* [Work instructions]:
Make an exact copy of the entries below with the pictures removed.

[begin Records to process]

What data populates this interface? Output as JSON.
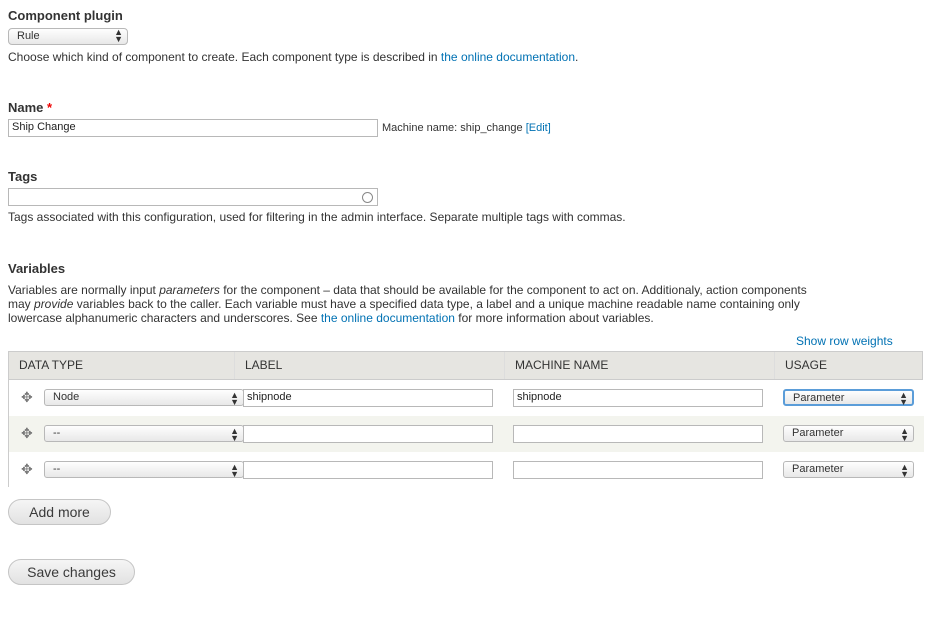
{
  "component_plugin": {
    "label": "Component plugin",
    "selected": "Rule",
    "description_prefix": "Choose which kind of component to create. Each component type is described in ",
    "description_link": "the online documentation",
    "description_suffix": "."
  },
  "name": {
    "label": "Name",
    "required_mark": "*",
    "value": "Ship Change",
    "machine_prefix": "Machine name: ship_change ",
    "machine_edit": "[Edit]"
  },
  "tags": {
    "label": "Tags",
    "value": "",
    "description": "Tags associated with this configuration, used for filtering in the admin interface. Separate multiple tags with commas."
  },
  "variables": {
    "label": "Variables",
    "desc_1a": "Variables are normally input ",
    "desc_1b": "parameters",
    "desc_1c": " for the component – data that should be available for the component to act on. Additionaly, action components",
    "desc_2a": "may ",
    "desc_2b": "provide",
    "desc_2c": " variables back to the caller. Each variable must have a specified data type, a label and a unique machine readable name containing only",
    "desc_3a": "lowercase alphanumeric characters and underscores. See ",
    "desc_3b": "the online documentation",
    "desc_3c": " for more information about variables.",
    "show_row_weights": "Show row weights",
    "columns": [
      "DATA TYPE",
      "LABEL",
      "MACHINE NAME",
      "USAGE"
    ],
    "rows": [
      {
        "data_type": "Node",
        "label": "shipnode",
        "machine_name": "shipnode",
        "usage": "Parameter"
      },
      {
        "data_type": "--",
        "label": "",
        "machine_name": "",
        "usage": "Parameter"
      },
      {
        "data_type": "--",
        "label": "",
        "machine_name": "",
        "usage": "Parameter"
      }
    ]
  },
  "buttons": {
    "add_more": "Add more",
    "save_changes": "Save changes"
  }
}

[end Records to process]

* [Result for this task]:
What data populates this interface? Output as JSON.
{
  "component_plugin": {
    "label": "Component plugin",
    "selected": "Rule",
    "description_prefix": "Choose which kind of component to create. Each component type is described in ",
    "description_link": "the online documentation",
    "description_suffix": "."
  },
  "name": {
    "label": "Name",
    "required_mark": "*",
    "value": "Ship Change",
    "machine_prefix": "Machine name: ship_change ",
    "machine_edit": "[Edit]"
  },
  "tags": {
    "label": "Tags",
    "value": "",
    "description": "Tags associated with this configuration, used for filtering in the admin interface. Separate multiple tags with commas."
  },
  "variables": {
    "label": "Variables",
    "desc_1a": "Variables are normally input ",
    "desc_1b": "parameters",
    "desc_1c": " for the component – data that should be available for the component to act on. Additionaly, action components",
    "desc_2a": "may ",
    "desc_2b": "provide",
    "desc_2c": " variables back to the caller. Each variable must have a specified data type, a label and a unique machine readable name containing only",
    "desc_3a": "lowercase alphanumeric characters and underscores. See ",
    "desc_3b": "the online documentation",
    "desc_3c": " for more information about variables.",
    "show_row_weights": "Show row weights",
    "columns": [
      "DATA TYPE",
      "LABEL",
      "MACHINE NAME",
      "USAGE"
    ],
    "rows": [
      {
        "data_type": "Node",
        "label": "shipnode",
        "machine_name": "shipnode",
        "usage": "Parameter"
      },
      {
        "data_type": "--",
        "label": "",
        "machine_name": "",
        "usage": "Parameter"
      },
      {
        "data_type": "--",
        "label": "",
        "machine_name": "",
        "usage": "Parameter"
      }
    ]
  },
  "buttons": {
    "add_more": "Add more",
    "save_changes": "Save changes"
  }
}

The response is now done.